| DOCUMENT EXCERPT |
════════
# Current, Current density

edit: Hi I'm trying to find the magnetic field generated by a time dependent oscillating current in the quasistatic case ($|z|,r <<c\omega$) where r is the perpendicular distance from the z-axis.

The current is flowing through a long, thing wire that is laying on the z-axis. If $z=0$, we can write the current as

$$I(t)=I_0\sin \omega t$$ and now I am trying to find the magnetic field $B(r,t)$ at $z=0$ with this current. How can we calculate $\vec B$?

Possibly, can we calculate $\vec J$ to calculate $\vec A$ to calculate the magnetic field?

THanks a lot for your help on the last problem too.

• Is the current $I$ flowing through some type of wire of known cross section?
– BMS
May 21, 2014 at 5:48
• @BMS Yes I will update that. Sorry I didn't want to be too specific to deter people. Sorry. Thanks May 21, 2014 at 6:06
• Do you focus on the B-field inside or outside the wire? I think you only really need $\vec{J}$ if you focus on the B-field inside the wire else Biot-Savart for a current thread should be sufficient for most applications. But, that also depends on the phase velocity $\omega$. May 21, 2014 at 15:34
• Thanks for mentioning it. Yes, the above application of Biot-Savart only works for the quasi-static case. Else, you would also have to consider the current wave propagation along the wire. In this case you would need to set up $I(t,z)$. Furthermore, you would need to consider the radiation of electromagnetic waves from the wire. May 21, 2014 at 16:27
• @Tobias Okay that makes sense. Thanks. I know for a wire the magnetic field is $$\vec B(r,t)=\frac{\mu_0 I}{2\pi r}\hat \phi,$$ and since we have $I=I(t)$ in this case, you just plugged that into this formula. Thats how you got the magnetic field right? Thanks a lot. May 21, 2014 at 16:33

The direction of $\vec{J}$ is the direction of the current. The magnitude of $\vec{J}$ is the current per unit surface area perpendicular to the current.
════════
| PROVIDED INFORMATION |
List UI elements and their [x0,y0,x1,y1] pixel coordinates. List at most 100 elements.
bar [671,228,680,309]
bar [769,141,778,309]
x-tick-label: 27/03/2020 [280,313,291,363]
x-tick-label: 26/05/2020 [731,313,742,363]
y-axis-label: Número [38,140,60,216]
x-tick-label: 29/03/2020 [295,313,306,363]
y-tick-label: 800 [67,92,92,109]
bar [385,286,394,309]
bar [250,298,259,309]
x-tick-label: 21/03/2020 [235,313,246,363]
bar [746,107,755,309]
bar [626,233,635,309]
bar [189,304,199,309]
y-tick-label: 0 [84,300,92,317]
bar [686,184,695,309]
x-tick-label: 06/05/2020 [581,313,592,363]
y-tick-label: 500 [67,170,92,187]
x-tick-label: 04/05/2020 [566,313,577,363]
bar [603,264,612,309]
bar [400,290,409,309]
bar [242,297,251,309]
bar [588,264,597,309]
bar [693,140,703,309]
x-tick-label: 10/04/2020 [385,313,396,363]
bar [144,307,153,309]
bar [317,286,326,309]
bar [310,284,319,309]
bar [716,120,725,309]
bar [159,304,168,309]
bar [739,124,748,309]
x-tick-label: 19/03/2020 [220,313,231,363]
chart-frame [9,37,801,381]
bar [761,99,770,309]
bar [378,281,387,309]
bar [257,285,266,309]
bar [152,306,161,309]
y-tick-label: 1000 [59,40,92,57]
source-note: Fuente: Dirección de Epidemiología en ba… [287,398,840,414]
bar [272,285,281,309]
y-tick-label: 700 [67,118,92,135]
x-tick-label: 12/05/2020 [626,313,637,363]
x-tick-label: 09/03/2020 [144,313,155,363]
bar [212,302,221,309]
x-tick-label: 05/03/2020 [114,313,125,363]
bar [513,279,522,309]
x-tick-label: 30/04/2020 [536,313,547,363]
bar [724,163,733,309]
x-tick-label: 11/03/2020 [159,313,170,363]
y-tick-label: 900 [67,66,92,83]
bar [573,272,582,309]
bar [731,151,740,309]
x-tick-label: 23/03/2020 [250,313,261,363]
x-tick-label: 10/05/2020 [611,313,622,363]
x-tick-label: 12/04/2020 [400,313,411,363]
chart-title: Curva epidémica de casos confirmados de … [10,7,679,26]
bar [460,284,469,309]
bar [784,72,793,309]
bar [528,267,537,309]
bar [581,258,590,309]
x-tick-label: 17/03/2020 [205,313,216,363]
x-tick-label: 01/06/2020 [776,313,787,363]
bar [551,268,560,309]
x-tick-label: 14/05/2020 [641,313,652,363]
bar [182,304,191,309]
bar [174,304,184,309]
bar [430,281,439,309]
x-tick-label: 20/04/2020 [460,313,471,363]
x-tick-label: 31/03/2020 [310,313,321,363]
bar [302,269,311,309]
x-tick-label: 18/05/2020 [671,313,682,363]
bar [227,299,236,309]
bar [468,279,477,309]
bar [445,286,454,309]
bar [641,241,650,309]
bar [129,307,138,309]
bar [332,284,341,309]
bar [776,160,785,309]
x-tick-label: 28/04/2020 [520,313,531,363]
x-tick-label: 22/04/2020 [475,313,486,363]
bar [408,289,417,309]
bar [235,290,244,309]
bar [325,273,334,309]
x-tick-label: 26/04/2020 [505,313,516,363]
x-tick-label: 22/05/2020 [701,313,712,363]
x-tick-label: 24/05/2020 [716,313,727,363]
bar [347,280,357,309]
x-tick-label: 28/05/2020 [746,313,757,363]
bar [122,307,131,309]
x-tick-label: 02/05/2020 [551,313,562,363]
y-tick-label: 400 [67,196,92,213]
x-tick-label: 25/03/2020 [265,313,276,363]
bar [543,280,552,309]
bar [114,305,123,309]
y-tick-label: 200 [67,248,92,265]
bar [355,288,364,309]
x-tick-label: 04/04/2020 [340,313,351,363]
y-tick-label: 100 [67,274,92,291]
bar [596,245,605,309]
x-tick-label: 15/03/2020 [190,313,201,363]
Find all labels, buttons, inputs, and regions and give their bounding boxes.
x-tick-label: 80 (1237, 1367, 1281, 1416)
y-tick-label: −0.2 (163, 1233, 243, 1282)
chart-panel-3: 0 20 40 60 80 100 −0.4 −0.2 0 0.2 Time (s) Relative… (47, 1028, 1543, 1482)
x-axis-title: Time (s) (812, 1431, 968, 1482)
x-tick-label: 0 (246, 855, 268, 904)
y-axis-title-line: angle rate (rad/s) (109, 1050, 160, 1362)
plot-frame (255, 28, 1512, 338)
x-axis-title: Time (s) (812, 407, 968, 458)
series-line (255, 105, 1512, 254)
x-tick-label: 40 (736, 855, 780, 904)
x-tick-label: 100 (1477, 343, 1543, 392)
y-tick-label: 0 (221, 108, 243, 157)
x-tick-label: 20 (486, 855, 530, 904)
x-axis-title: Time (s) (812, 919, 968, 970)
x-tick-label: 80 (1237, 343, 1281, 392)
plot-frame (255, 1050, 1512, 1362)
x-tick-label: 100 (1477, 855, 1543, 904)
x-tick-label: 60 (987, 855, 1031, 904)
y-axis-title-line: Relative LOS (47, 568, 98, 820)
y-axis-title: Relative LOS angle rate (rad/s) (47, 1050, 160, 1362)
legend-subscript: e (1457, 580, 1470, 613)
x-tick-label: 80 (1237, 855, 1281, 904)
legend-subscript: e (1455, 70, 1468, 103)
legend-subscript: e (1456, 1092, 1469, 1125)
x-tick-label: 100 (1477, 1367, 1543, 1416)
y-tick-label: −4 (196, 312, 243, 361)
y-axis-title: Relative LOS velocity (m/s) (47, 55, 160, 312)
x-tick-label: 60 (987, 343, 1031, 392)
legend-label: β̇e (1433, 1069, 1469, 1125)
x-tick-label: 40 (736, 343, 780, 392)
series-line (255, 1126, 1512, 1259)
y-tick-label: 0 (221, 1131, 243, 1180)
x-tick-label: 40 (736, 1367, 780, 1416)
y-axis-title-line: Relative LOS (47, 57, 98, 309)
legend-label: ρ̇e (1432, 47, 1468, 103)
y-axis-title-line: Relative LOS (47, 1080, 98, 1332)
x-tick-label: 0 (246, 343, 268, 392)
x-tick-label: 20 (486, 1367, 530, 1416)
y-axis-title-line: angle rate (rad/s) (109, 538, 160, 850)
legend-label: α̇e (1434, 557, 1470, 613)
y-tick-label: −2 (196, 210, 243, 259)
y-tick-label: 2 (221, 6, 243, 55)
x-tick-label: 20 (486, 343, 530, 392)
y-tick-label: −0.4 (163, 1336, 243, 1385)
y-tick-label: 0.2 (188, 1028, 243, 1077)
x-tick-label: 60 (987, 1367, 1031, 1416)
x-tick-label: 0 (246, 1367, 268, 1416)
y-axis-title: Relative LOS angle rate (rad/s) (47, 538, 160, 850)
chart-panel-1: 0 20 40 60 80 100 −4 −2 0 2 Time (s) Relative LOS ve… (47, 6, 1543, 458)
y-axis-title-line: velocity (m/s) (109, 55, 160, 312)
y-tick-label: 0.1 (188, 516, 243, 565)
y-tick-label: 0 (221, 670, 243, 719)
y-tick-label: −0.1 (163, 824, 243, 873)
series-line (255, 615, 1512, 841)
════════
| WRITTEN REQUEST 1 |
Translate this sentence from the thread on current density into Spanish: "Furthermore, you would need to consider the radiation of electromagnetic waves from the wire."
| WRITTEN REQUEST 2 |
Reproduce word for word the passage of the thread on current density that begins at the words "# Current, Current" and ends after the words "last problem too.".
The records have no connection to the thread on current density.

| EXERCISE ANSWER 1 |
Además, habría que considerar la radiación de ondas electromagnéticas desde el cable.

| EXERCISE ANSWER 2 |
# Current, Current density

edit: Hi I'm trying to find the magnetic field generated by a time dependent oscillating current in the quasistatic case ($|z|,r <<c\omega$) where r is the perpendicular distance from the z-axis.

The current is flowing through a long, thing wire that is laying on the z-axis. If $z=0$, we can write the current as

$$I(t)=I_0\sin \omega t$$ and now I am trying to find the magnetic field $B(r,t)$ at $z=0$ with this current. How can we calculate $\vec B$?

Possibly, can we calculate $\vec J$ to calculate $\vec A$ to calculate the magnetic field?

THanks a lot for your help on the last problem too.